----- Supplied records -----
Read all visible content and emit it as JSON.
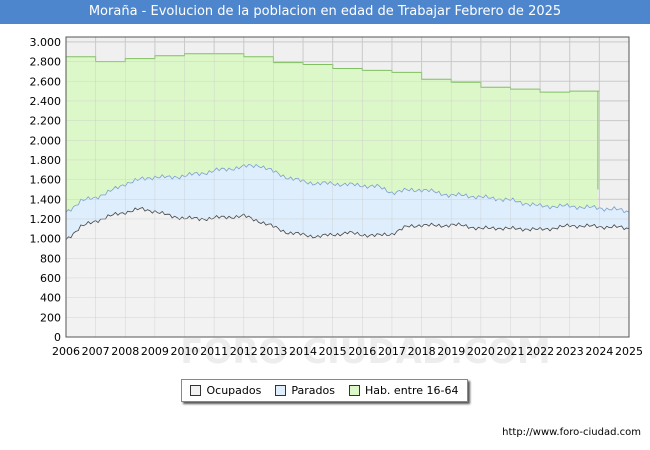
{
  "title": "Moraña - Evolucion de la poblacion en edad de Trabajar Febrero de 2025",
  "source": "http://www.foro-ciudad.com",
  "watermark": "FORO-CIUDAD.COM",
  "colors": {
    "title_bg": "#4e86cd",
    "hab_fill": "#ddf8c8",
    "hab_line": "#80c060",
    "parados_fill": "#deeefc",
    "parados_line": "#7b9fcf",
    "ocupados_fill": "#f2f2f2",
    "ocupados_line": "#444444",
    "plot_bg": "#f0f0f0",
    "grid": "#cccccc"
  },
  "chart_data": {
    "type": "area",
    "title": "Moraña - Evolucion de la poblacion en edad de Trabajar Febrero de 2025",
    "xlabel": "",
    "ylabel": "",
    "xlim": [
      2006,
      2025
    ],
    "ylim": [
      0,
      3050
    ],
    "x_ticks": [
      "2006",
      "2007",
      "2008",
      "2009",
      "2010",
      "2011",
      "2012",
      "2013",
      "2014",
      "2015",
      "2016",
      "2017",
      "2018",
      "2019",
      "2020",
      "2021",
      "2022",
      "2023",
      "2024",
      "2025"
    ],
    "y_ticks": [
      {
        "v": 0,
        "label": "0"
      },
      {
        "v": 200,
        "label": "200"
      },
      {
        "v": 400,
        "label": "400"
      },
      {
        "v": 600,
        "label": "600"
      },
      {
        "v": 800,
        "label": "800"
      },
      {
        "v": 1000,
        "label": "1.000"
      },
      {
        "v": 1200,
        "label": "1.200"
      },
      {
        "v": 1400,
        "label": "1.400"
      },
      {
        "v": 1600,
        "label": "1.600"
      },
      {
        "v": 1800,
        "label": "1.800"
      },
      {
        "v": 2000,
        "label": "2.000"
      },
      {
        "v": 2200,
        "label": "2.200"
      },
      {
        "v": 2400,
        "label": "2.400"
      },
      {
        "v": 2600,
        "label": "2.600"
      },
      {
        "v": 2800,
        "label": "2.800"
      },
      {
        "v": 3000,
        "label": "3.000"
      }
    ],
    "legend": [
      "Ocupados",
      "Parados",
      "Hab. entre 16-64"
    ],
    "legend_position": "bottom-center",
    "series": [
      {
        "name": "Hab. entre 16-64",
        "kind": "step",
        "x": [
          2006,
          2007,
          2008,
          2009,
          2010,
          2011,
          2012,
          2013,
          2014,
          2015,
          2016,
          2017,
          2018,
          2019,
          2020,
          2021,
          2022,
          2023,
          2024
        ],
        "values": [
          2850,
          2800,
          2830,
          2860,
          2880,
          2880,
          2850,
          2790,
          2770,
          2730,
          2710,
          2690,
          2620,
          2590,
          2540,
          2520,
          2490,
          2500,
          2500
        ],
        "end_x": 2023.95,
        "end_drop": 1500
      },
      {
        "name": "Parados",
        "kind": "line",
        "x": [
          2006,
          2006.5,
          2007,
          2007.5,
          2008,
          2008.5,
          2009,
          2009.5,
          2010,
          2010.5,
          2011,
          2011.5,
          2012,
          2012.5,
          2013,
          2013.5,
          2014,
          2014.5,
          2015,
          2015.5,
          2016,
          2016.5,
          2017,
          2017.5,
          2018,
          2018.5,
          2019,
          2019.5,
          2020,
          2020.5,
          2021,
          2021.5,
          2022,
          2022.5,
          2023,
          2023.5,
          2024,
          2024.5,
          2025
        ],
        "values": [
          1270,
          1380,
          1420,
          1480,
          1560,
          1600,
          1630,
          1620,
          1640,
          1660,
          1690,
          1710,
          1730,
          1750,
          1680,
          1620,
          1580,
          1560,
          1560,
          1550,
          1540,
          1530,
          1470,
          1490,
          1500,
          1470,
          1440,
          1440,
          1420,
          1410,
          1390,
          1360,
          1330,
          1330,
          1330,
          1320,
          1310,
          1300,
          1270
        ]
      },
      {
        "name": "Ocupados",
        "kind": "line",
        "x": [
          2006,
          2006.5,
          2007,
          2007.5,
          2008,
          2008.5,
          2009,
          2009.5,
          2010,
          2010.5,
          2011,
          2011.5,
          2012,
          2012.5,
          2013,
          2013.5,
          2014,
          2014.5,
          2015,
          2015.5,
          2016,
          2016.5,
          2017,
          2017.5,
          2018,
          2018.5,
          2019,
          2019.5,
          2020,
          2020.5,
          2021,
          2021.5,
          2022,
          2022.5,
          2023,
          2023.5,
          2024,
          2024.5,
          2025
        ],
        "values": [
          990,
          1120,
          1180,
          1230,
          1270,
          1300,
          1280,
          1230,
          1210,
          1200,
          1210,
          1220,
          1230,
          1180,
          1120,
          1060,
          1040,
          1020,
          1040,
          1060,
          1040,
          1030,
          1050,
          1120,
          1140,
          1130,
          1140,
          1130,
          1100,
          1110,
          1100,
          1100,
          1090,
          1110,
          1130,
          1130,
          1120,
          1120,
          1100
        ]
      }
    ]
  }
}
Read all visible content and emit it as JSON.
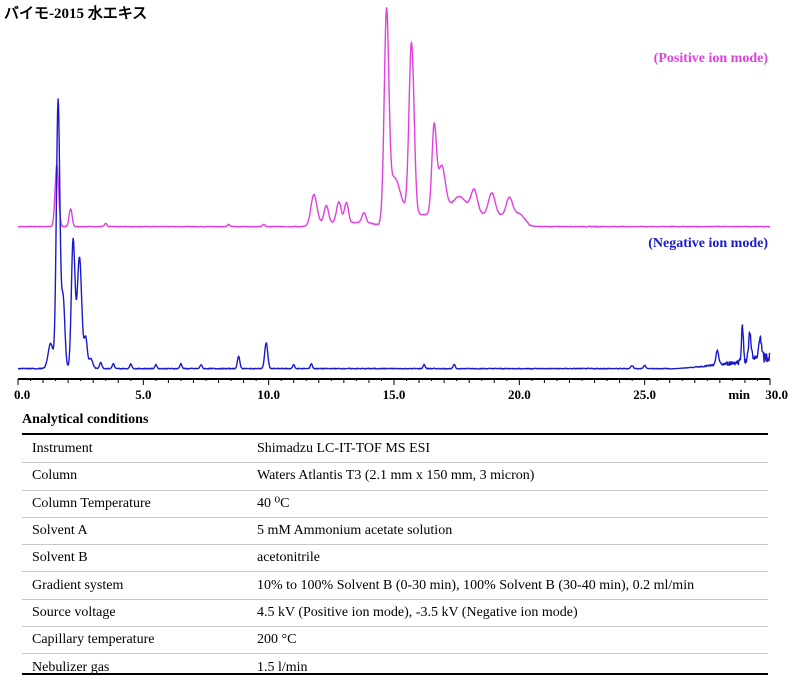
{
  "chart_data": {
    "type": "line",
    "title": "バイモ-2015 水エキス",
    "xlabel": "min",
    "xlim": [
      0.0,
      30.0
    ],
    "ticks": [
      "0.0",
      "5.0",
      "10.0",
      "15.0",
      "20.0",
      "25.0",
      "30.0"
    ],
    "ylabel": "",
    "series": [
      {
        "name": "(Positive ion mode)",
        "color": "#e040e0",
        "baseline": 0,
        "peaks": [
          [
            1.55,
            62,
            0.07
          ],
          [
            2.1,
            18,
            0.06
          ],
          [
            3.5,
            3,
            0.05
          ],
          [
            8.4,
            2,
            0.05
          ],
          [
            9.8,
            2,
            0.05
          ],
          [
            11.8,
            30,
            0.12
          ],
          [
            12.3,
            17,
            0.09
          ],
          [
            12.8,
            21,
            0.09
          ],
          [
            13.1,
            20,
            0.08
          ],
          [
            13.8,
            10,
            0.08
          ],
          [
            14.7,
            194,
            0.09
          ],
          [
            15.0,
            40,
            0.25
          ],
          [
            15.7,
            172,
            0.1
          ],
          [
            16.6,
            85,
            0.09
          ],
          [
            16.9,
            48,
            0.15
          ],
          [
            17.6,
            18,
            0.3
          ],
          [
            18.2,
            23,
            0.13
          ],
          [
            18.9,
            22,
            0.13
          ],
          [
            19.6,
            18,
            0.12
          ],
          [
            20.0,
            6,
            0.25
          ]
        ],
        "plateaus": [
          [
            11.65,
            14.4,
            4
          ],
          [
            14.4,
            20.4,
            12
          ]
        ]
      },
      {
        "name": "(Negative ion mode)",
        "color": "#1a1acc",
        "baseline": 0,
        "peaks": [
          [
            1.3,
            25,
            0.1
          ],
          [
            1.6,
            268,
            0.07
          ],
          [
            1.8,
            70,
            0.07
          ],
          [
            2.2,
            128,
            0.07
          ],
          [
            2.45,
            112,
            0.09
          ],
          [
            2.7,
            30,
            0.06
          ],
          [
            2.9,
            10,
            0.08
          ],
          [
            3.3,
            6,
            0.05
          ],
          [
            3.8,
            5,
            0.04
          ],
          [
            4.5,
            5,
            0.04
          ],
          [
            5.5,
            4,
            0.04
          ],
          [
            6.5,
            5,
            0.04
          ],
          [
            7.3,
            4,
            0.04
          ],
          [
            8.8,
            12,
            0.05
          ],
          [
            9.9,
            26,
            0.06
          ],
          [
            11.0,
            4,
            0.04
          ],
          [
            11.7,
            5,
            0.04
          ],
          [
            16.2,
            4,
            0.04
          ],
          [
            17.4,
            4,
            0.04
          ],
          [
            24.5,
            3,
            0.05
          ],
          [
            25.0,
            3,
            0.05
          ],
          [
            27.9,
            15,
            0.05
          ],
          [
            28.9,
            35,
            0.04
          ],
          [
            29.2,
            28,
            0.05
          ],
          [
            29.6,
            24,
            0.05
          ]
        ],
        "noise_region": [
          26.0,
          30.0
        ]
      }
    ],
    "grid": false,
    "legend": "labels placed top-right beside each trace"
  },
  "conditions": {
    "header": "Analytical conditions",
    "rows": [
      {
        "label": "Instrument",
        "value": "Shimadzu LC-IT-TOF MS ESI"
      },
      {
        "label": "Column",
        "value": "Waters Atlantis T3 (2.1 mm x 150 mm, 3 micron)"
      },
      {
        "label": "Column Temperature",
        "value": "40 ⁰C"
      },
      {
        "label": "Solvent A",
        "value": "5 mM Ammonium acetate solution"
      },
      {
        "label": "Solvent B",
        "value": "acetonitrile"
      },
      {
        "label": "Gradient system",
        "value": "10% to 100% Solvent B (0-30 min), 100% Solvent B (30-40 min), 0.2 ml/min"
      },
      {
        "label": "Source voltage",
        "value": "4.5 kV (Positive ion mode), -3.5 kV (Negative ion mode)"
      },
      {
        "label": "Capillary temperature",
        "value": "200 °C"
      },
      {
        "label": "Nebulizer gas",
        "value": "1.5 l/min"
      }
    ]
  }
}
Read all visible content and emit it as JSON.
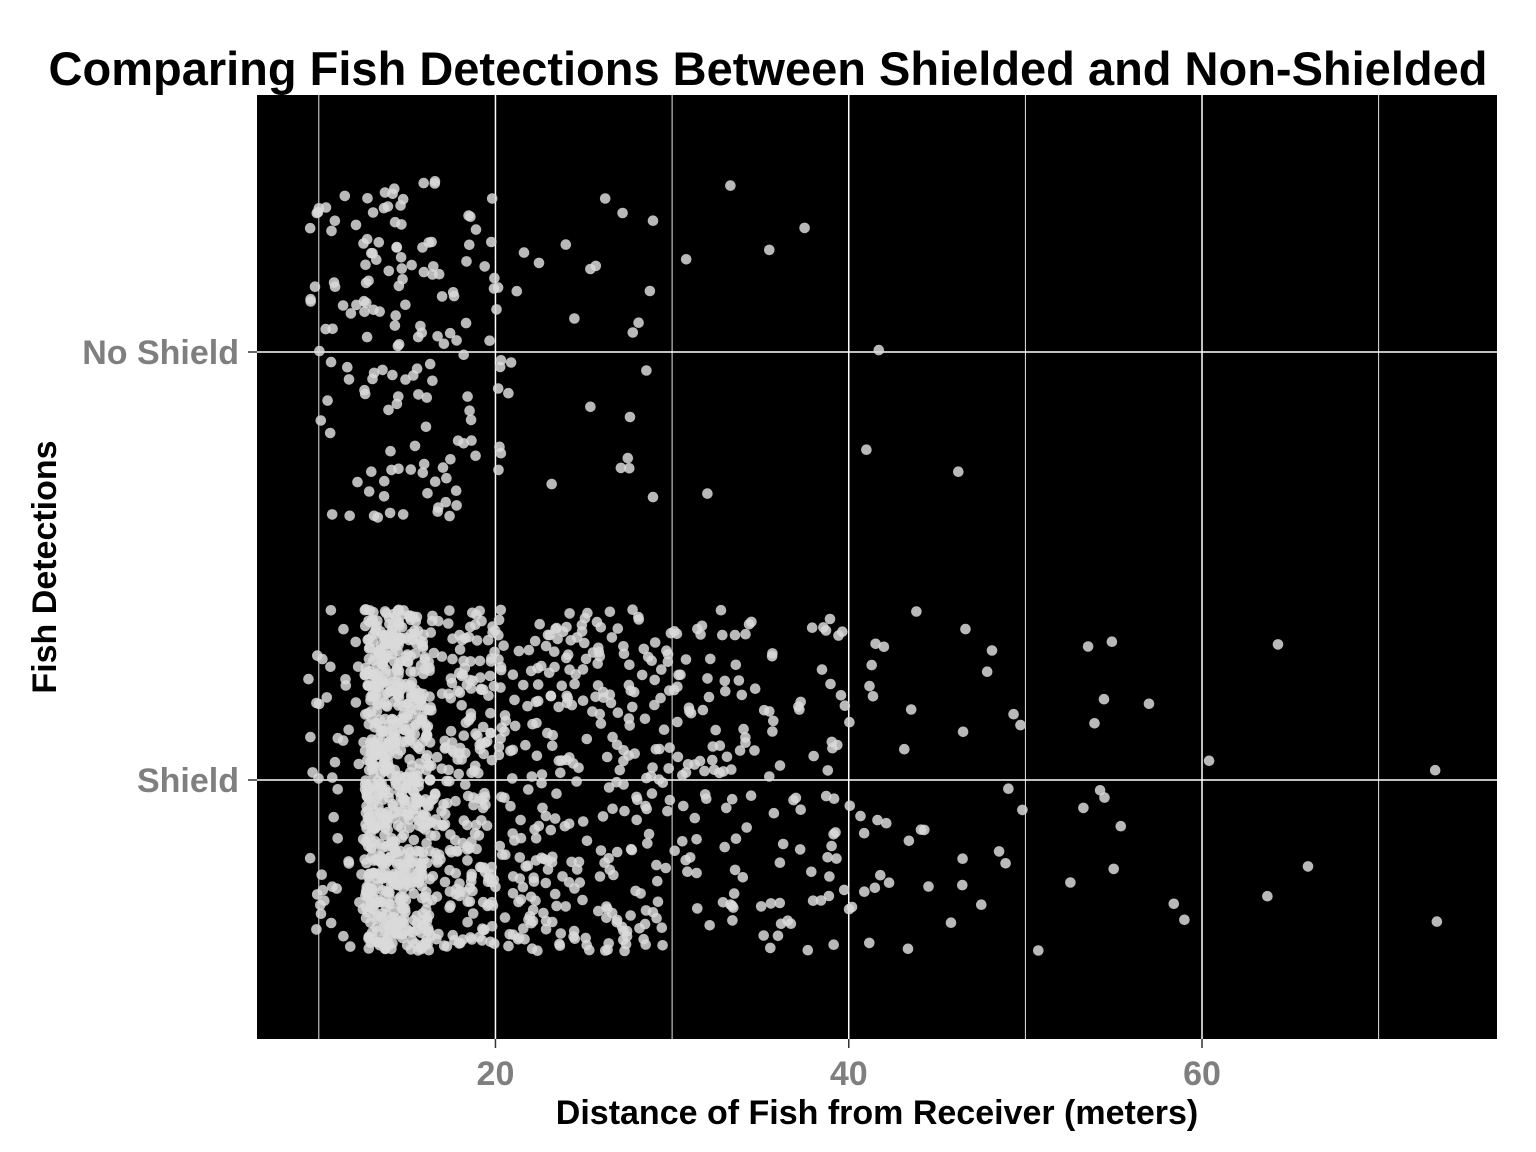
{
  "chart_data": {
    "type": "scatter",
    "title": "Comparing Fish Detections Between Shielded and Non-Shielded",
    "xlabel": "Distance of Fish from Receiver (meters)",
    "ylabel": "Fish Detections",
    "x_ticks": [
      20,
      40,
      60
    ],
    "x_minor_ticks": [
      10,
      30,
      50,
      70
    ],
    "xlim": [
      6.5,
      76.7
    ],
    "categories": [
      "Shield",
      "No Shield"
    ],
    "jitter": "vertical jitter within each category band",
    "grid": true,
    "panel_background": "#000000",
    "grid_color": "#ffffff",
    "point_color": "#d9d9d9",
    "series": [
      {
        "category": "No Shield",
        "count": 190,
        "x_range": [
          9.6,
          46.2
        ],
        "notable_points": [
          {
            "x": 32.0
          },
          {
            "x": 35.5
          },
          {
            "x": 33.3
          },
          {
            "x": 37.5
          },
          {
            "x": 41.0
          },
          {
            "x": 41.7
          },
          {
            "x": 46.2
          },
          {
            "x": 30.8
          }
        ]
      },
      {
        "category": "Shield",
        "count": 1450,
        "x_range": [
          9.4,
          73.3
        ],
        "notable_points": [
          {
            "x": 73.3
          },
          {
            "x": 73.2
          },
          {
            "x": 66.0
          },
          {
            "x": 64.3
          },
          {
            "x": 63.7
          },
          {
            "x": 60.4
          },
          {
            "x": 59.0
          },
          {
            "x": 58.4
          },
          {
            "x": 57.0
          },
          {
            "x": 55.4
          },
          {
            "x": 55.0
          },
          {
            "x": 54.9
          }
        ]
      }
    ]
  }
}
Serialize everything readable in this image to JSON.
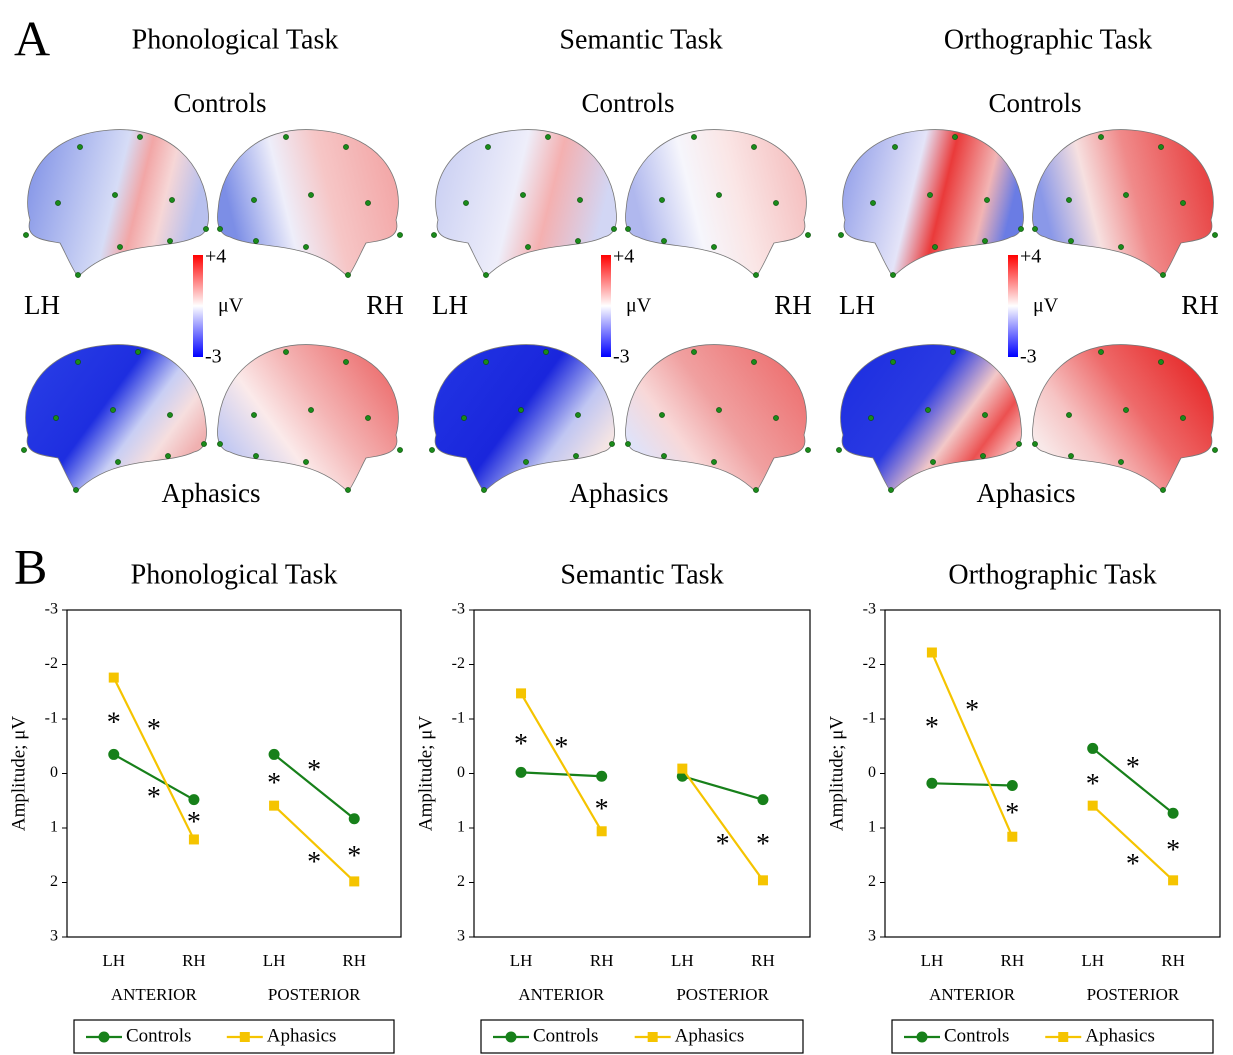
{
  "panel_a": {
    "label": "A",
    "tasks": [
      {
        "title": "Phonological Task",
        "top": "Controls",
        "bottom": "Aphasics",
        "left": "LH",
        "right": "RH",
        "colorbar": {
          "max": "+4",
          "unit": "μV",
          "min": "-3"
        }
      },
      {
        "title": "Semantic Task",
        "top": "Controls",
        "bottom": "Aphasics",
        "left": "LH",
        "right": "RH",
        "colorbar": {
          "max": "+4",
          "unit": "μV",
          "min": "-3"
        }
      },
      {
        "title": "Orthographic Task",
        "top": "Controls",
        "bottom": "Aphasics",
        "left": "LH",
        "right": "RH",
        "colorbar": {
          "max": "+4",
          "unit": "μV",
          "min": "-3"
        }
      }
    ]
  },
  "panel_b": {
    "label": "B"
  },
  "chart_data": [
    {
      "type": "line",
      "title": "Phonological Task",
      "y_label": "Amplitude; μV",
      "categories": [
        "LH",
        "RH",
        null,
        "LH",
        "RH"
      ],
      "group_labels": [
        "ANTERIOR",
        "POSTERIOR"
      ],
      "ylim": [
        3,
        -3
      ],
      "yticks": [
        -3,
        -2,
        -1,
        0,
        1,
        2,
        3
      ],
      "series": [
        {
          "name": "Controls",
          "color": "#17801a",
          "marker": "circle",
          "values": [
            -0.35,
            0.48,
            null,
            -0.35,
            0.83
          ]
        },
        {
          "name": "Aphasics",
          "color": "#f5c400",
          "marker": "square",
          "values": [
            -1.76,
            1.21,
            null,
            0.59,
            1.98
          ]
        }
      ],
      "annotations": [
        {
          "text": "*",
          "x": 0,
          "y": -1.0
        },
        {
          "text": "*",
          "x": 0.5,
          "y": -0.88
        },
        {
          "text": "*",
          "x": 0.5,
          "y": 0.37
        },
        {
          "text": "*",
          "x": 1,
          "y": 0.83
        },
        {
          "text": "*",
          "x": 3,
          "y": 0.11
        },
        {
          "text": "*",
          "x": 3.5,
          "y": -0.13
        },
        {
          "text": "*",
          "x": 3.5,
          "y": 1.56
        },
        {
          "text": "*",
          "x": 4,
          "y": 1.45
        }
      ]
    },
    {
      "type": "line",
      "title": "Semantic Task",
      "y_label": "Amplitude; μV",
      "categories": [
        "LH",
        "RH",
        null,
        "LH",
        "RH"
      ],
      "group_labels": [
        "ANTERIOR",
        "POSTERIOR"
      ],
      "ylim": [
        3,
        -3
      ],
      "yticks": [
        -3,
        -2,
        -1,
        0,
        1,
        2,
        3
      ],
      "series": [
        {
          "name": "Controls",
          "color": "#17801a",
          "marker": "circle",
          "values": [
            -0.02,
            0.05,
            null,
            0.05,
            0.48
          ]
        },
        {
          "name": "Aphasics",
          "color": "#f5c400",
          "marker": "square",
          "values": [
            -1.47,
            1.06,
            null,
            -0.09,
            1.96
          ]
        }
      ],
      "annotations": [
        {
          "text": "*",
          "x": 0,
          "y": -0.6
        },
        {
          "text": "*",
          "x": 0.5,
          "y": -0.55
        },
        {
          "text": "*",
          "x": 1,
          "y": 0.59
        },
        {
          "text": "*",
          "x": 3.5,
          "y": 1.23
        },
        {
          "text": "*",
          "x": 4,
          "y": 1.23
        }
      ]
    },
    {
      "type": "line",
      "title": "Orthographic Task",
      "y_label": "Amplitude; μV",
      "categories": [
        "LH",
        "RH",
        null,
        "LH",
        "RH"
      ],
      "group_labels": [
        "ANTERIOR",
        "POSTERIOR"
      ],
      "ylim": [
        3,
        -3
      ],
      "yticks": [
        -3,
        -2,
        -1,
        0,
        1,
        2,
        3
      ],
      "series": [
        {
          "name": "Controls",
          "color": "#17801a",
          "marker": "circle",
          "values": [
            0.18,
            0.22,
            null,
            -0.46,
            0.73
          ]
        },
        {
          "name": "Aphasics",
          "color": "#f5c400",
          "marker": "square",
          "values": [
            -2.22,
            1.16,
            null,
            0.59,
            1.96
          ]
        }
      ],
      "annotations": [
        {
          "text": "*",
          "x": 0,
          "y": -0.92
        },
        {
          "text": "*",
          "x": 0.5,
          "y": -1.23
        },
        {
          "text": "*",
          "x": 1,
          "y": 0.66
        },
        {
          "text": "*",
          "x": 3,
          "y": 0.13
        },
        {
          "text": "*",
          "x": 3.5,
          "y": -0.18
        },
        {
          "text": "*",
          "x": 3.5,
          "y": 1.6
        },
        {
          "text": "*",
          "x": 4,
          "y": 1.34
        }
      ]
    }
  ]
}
-----
Description of the task >>
Write out every line from the entries where "Positive" appears.

Answer to this exercise >>
        "name": "(Positive ion mode)",
        "value": "4.5 kV (Positive ion mode), -3.5 kV (Negative ion mode)"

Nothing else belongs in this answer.